WORK REQUIRED => Below is a block of records. Copy every line in it that contains the word "этом".

RECORD SET =>
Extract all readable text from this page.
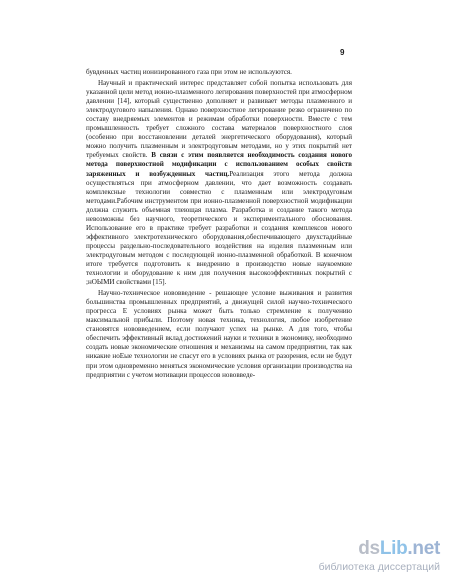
9

бувденных частиц ионизированного газа при этом не используются.

Научный и практический интерес представляет собой попытка использовать для указанной цели метод ионно-плазменного легирования поверхностей при атмосферном давлении [14], который существенно дополняет и развивает методы плазменного и электродугового напыления. Однако поверхностное легирование резко ограничено по составу внедряемых элементов и режимам обработки поверхности. Вместе с тем промышленность требует сложного состава материалов поверхностного слоя (особенно при восстановлении деталей энергетического оборудования), который можно получить плазменным и электродуговым методами, но у этих покрытий нет требуемых свойств. В связи с этим появляется необходимость создания нового метода поверхностной модификации с использованием особых свойств заряженных и возбужденных частиц.Реализация этого метода должна осуществляться при атмосферном давлении, что дает возможность создавать комплексные технологии совместно с плазменным или электродуговым методами.Рабочим инструментом при ионно-плазменной поверхностной модификации должна служить объемная тлеющая плазма. Разработка и создание такого метода невозможны без научного, теоретического и экспериментального обоснования. Использование его в практике требует разработки и создания комплексов нового эффективного электротехнического оборудования,обеспечивающего двухстадийные процессы раздельно-последовательного воздействия на изделия плазменным или электродуговым методом с последующей ионно-плазменной обработкой. В конечном итоге требуется подготовить к внедрению в производство новые наукоемкие технологии и оборудование к ним для получения высокоэффективных покрытий с ;нОЫМИ свойствами [15].

Научно-техническое нововведение - решающее условие выживания и развития большинства промышленных предприятий, а движущей силой научно-технического прогресса Е условиях рынка может быть только стремление к получению максимальной прибыли. Поэтому новая техника, технология, любое изобретение становятся нововведением, если получают успех на рынке. А для того, чтобы обеспечить эффективный вклад достижений науки и техники в экономику, необходимо создать новые экономические отношения и механизмы на самом предприятии, так как никакие ноЕые технологии не спасут его в условиях рынка от разорения, если не будут при этом одновременно меняться экономические условия организации производства на предприятии с учетом мотивации процессов нововведе-

dsLib.net
библиотека диссертаций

SOLVED PROBLEM =>
бувденных частиц ионизированного газа при этом не используются.
Научно-техническое нововведение - решающее условие выживания и развития большинства промышленных предприятий, а движущей силой научно-технического прогресса Е условиях рынка может быть только стремление к получению максимальной прибыли. Поэтому новая техника, технология, любое изобретение становятся нововведением, если получают успех на рынке. А для того, чтобы обеспечить эффективный вклад достижений науки и техники в экономику, необходимо создать новые экономические отношения и механизмы на самом предприятии, так как никакие ноЕые технологии не спасут его в условиях рынка от разорения, если не будут при этом одновременно меняться экономические условия организации производства на предприятии с учетом мотивации процессов нововведе-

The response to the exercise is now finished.